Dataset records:

• • •

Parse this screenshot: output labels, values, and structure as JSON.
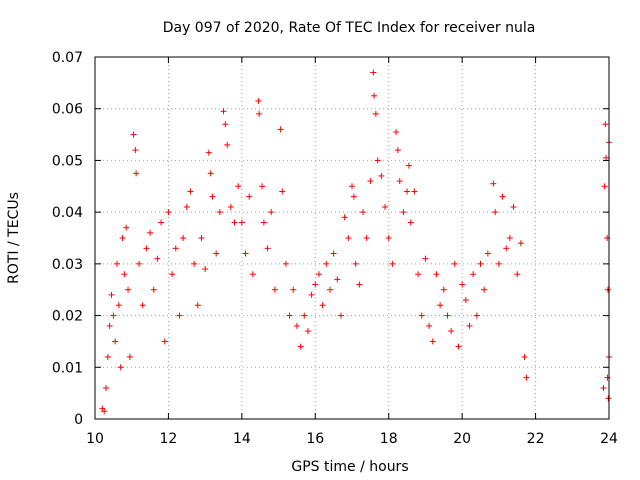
{
  "chart_data": {
    "type": "scatter",
    "title": "Day 097 of 2020, Rate Of TEC Index for receiver nula",
    "xlabel": "GPS time / hours",
    "ylabel": "ROTI / TECUs",
    "xlim": [
      10,
      24
    ],
    "ylim": [
      0,
      0.07
    ],
    "xticks": [
      10,
      12,
      14,
      16,
      18,
      20,
      22,
      24
    ],
    "yticks": [
      0,
      0.01,
      0.02,
      0.03,
      0.04,
      0.05,
      0.06,
      0.07
    ],
    "ytick_labels": [
      "0",
      "0.01",
      "0.02",
      "0.03",
      "0.04",
      "0.05",
      "0.06",
      "0.07"
    ],
    "grid": true,
    "marker": "+",
    "color": "#ff0000",
    "points": [
      [
        10.2,
        0.002
      ],
      [
        10.25,
        0.0015
      ],
      [
        10.3,
        0.006
      ],
      [
        10.35,
        0.012
      ],
      [
        10.4,
        0.018
      ],
      [
        10.45,
        0.024
      ],
      [
        10.5,
        0.02
      ],
      [
        10.55,
        0.015
      ],
      [
        10.6,
        0.03
      ],
      [
        10.65,
        0.022
      ],
      [
        10.7,
        0.01
      ],
      [
        10.75,
        0.035
      ],
      [
        10.8,
        0.028
      ],
      [
        10.85,
        0.037
      ],
      [
        10.9,
        0.025
      ],
      [
        10.95,
        0.012
      ],
      [
        11.05,
        0.055
      ],
      [
        11.1,
        0.052
      ],
      [
        11.12,
        0.0475
      ],
      [
        11.2,
        0.03
      ],
      [
        11.3,
        0.022
      ],
      [
        11.4,
        0.033
      ],
      [
        11.5,
        0.036
      ],
      [
        11.6,
        0.025
      ],
      [
        11.7,
        0.031
      ],
      [
        11.8,
        0.038
      ],
      [
        11.9,
        0.015
      ],
      [
        12.0,
        0.04
      ],
      [
        12.1,
        0.028
      ],
      [
        12.2,
        0.033
      ],
      [
        12.3,
        0.02
      ],
      [
        12.4,
        0.035
      ],
      [
        12.5,
        0.041
      ],
      [
        12.6,
        0.044
      ],
      [
        12.7,
        0.03
      ],
      [
        12.8,
        0.022
      ],
      [
        12.9,
        0.035
      ],
      [
        13.0,
        0.029
      ],
      [
        13.1,
        0.0515
      ],
      [
        13.15,
        0.0475
      ],
      [
        13.2,
        0.043
      ],
      [
        13.3,
        0.032
      ],
      [
        13.4,
        0.04
      ],
      [
        13.5,
        0.0595
      ],
      [
        13.55,
        0.057
      ],
      [
        13.6,
        0.053
      ],
      [
        13.7,
        0.041
      ],
      [
        13.8,
        0.038
      ],
      [
        13.9,
        0.045
      ],
      [
        14.0,
        0.038
      ],
      [
        14.1,
        0.032
      ],
      [
        14.2,
        0.043
      ],
      [
        14.3,
        0.028
      ],
      [
        14.45,
        0.0615
      ],
      [
        14.47,
        0.059
      ],
      [
        14.55,
        0.045
      ],
      [
        14.6,
        0.038
      ],
      [
        14.7,
        0.033
      ],
      [
        14.8,
        0.04
      ],
      [
        14.9,
        0.025
      ],
      [
        15.05,
        0.056
      ],
      [
        15.1,
        0.044
      ],
      [
        15.2,
        0.03
      ],
      [
        15.3,
        0.02
      ],
      [
        15.4,
        0.025
      ],
      [
        15.5,
        0.018
      ],
      [
        15.6,
        0.014
      ],
      [
        15.7,
        0.02
      ],
      [
        15.8,
        0.017
      ],
      [
        15.9,
        0.024
      ],
      [
        16.0,
        0.026
      ],
      [
        16.1,
        0.028
      ],
      [
        16.2,
        0.022
      ],
      [
        16.3,
        0.03
      ],
      [
        16.4,
        0.025
      ],
      [
        16.5,
        0.032
      ],
      [
        16.6,
        0.027
      ],
      [
        16.7,
        0.02
      ],
      [
        16.8,
        0.039
      ],
      [
        16.9,
        0.035
      ],
      [
        17.0,
        0.045
      ],
      [
        17.05,
        0.043
      ],
      [
        17.1,
        0.03
      ],
      [
        17.2,
        0.026
      ],
      [
        17.3,
        0.04
      ],
      [
        17.4,
        0.035
      ],
      [
        17.5,
        0.046
      ],
      [
        17.58,
        0.067
      ],
      [
        17.6,
        0.0625
      ],
      [
        17.65,
        0.059
      ],
      [
        17.7,
        0.05
      ],
      [
        17.8,
        0.047
      ],
      [
        17.9,
        0.041
      ],
      [
        18.0,
        0.035
      ],
      [
        18.1,
        0.03
      ],
      [
        18.2,
        0.0555
      ],
      [
        18.25,
        0.052
      ],
      [
        18.3,
        0.046
      ],
      [
        18.4,
        0.04
      ],
      [
        18.5,
        0.044
      ],
      [
        18.55,
        0.049
      ],
      [
        18.6,
        0.038
      ],
      [
        18.7,
        0.044
      ],
      [
        18.8,
        0.028
      ],
      [
        18.9,
        0.02
      ],
      [
        19.0,
        0.031
      ],
      [
        19.1,
        0.018
      ],
      [
        19.2,
        0.015
      ],
      [
        19.3,
        0.028
      ],
      [
        19.4,
        0.022
      ],
      [
        19.5,
        0.025
      ],
      [
        19.6,
        0.02
      ],
      [
        19.7,
        0.017
      ],
      [
        19.8,
        0.03
      ],
      [
        19.9,
        0.014
      ],
      [
        20.0,
        0.026
      ],
      [
        20.1,
        0.023
      ],
      [
        20.2,
        0.018
      ],
      [
        20.3,
        0.028
      ],
      [
        20.4,
        0.02
      ],
      [
        20.5,
        0.03
      ],
      [
        20.6,
        0.025
      ],
      [
        20.7,
        0.032
      ],
      [
        20.85,
        0.0455
      ],
      [
        20.9,
        0.04
      ],
      [
        21.0,
        0.03
      ],
      [
        21.1,
        0.043
      ],
      [
        21.2,
        0.033
      ],
      [
        21.3,
        0.035
      ],
      [
        21.4,
        0.041
      ],
      [
        21.5,
        0.028
      ],
      [
        21.6,
        0.034
      ],
      [
        21.7,
        0.012
      ],
      [
        21.75,
        0.008
      ],
      [
        23.85,
        0.006
      ],
      [
        23.88,
        0.045
      ],
      [
        23.9,
        0.057
      ],
      [
        23.92,
        0.0505
      ],
      [
        23.95,
        0.035
      ],
      [
        23.97,
        0.025
      ],
      [
        24.0,
        0.012
      ],
      [
        24.0,
        0.0535
      ],
      [
        23.98,
        0.004
      ],
      [
        23.96,
        0.008
      ]
    ]
  }
}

• • •

#### WHAT IS BEING ASKED
Copy the records above exactly. The pictures are not part of the copy.

#### SOLUTION TO THIS TASK
Parse this screenshot: output labels, values, and structure as JSON.
{
  "chart_data": {
    "type": "scatter",
    "title": "Day 097 of 2020, Rate Of TEC Index for receiver nula",
    "xlabel": "GPS time / hours",
    "ylabel": "ROTI / TECUs",
    "xlim": [
      10,
      24
    ],
    "ylim": [
      0,
      0.07
    ],
    "xticks": [
      10,
      12,
      14,
      16,
      18,
      20,
      22,
      24
    ],
    "yticks": [
      0,
      0.01,
      0.02,
      0.03,
      0.04,
      0.05,
      0.06,
      0.07
    ],
    "ytick_labels": [
      "0",
      "0.01",
      "0.02",
      "0.03",
      "0.04",
      "0.05",
      "0.06",
      "0.07"
    ],
    "grid": true,
    "marker": "+",
    "color": "#ff0000",
    "points": [
      [
        10.2,
        0.002
      ],
      [
        10.25,
        0.0015
      ],
      [
        10.3,
        0.006
      ],
      [
        10.35,
        0.012
      ],
      [
        10.4,
        0.018
      ],
      [
        10.45,
        0.024
      ],
      [
        10.5,
        0.02
      ],
      [
        10.55,
        0.015
      ],
      [
        10.6,
        0.03
      ],
      [
        10.65,
        0.022
      ],
      [
        10.7,
        0.01
      ],
      [
        10.75,
        0.035
      ],
      [
        10.8,
        0.028
      ],
      [
        10.85,
        0.037
      ],
      [
        10.9,
        0.025
      ],
      [
        10.95,
        0.012
      ],
      [
        11.05,
        0.055
      ],
      [
        11.1,
        0.052
      ],
      [
        11.12,
        0.0475
      ],
      [
        11.2,
        0.03
      ],
      [
        11.3,
        0.022
      ],
      [
        11.4,
        0.033
      ],
      [
        11.5,
        0.036
      ],
      [
        11.6,
        0.025
      ],
      [
        11.7,
        0.031
      ],
      [
        11.8,
        0.038
      ],
      [
        11.9,
        0.015
      ],
      [
        12.0,
        0.04
      ],
      [
        12.1,
        0.028
      ],
      [
        12.2,
        0.033
      ],
      [
        12.3,
        0.02
      ],
      [
        12.4,
        0.035
      ],
      [
        12.5,
        0.041
      ],
      [
        12.6,
        0.044
      ],
      [
        12.7,
        0.03
      ],
      [
        12.8,
        0.022
      ],
      [
        12.9,
        0.035
      ],
      [
        13.0,
        0.029
      ],
      [
        13.1,
        0.0515
      ],
      [
        13.15,
        0.0475
      ],
      [
        13.2,
        0.043
      ],
      [
        13.3,
        0.032
      ],
      [
        13.4,
        0.04
      ],
      [
        13.5,
        0.0595
      ],
      [
        13.55,
        0.057
      ],
      [
        13.6,
        0.053
      ],
      [
        13.7,
        0.041
      ],
      [
        13.8,
        0.038
      ],
      [
        13.9,
        0.045
      ],
      [
        14.0,
        0.038
      ],
      [
        14.1,
        0.032
      ],
      [
        14.2,
        0.043
      ],
      [
        14.3,
        0.028
      ],
      [
        14.45,
        0.0615
      ],
      [
        14.47,
        0.059
      ],
      [
        14.55,
        0.045
      ],
      [
        14.6,
        0.038
      ],
      [
        14.7,
        0.033
      ],
      [
        14.8,
        0.04
      ],
      [
        14.9,
        0.025
      ],
      [
        15.05,
        0.056
      ],
      [
        15.1,
        0.044
      ],
      [
        15.2,
        0.03
      ],
      [
        15.3,
        0.02
      ],
      [
        15.4,
        0.025
      ],
      [
        15.5,
        0.018
      ],
      [
        15.6,
        0.014
      ],
      [
        15.7,
        0.02
      ],
      [
        15.8,
        0.017
      ],
      [
        15.9,
        0.024
      ],
      [
        16.0,
        0.026
      ],
      [
        16.1,
        0.028
      ],
      [
        16.2,
        0.022
      ],
      [
        16.3,
        0.03
      ],
      [
        16.4,
        0.025
      ],
      [
        16.5,
        0.032
      ],
      [
        16.6,
        0.027
      ],
      [
        16.7,
        0.02
      ],
      [
        16.8,
        0.039
      ],
      [
        16.9,
        0.035
      ],
      [
        17.0,
        0.045
      ],
      [
        17.05,
        0.043
      ],
      [
        17.1,
        0.03
      ],
      [
        17.2,
        0.026
      ],
      [
        17.3,
        0.04
      ],
      [
        17.4,
        0.035
      ],
      [
        17.5,
        0.046
      ],
      [
        17.58,
        0.067
      ],
      [
        17.6,
        0.0625
      ],
      [
        17.65,
        0.059
      ],
      [
        17.7,
        0.05
      ],
      [
        17.8,
        0.047
      ],
      [
        17.9,
        0.041
      ],
      [
        18.0,
        0.035
      ],
      [
        18.1,
        0.03
      ],
      [
        18.2,
        0.0555
      ],
      [
        18.25,
        0.052
      ],
      [
        18.3,
        0.046
      ],
      [
        18.4,
        0.04
      ],
      [
        18.5,
        0.044
      ],
      [
        18.55,
        0.049
      ],
      [
        18.6,
        0.038
      ],
      [
        18.7,
        0.044
      ],
      [
        18.8,
        0.028
      ],
      [
        18.9,
        0.02
      ],
      [
        19.0,
        0.031
      ],
      [
        19.1,
        0.018
      ],
      [
        19.2,
        0.015
      ],
      [
        19.3,
        0.028
      ],
      [
        19.4,
        0.022
      ],
      [
        19.5,
        0.025
      ],
      [
        19.6,
        0.02
      ],
      [
        19.7,
        0.017
      ],
      [
        19.8,
        0.03
      ],
      [
        19.9,
        0.014
      ],
      [
        20.0,
        0.026
      ],
      [
        20.1,
        0.023
      ],
      [
        20.2,
        0.018
      ],
      [
        20.3,
        0.028
      ],
      [
        20.4,
        0.02
      ],
      [
        20.5,
        0.03
      ],
      [
        20.6,
        0.025
      ],
      [
        20.7,
        0.032
      ],
      [
        20.85,
        0.0455
      ],
      [
        20.9,
        0.04
      ],
      [
        21.0,
        0.03
      ],
      [
        21.1,
        0.043
      ],
      [
        21.2,
        0.033
      ],
      [
        21.3,
        0.035
      ],
      [
        21.4,
        0.041
      ],
      [
        21.5,
        0.028
      ],
      [
        21.6,
        0.034
      ],
      [
        21.7,
        0.012
      ],
      [
        21.75,
        0.008
      ],
      [
        23.85,
        0.006
      ],
      [
        23.88,
        0.045
      ],
      [
        23.9,
        0.057
      ],
      [
        23.92,
        0.0505
      ],
      [
        23.95,
        0.035
      ],
      [
        23.97,
        0.025
      ],
      [
        24.0,
        0.012
      ],
      [
        24.0,
        0.0535
      ],
      [
        23.98,
        0.004
      ],
      [
        23.96,
        0.008
      ]
    ]
  }
}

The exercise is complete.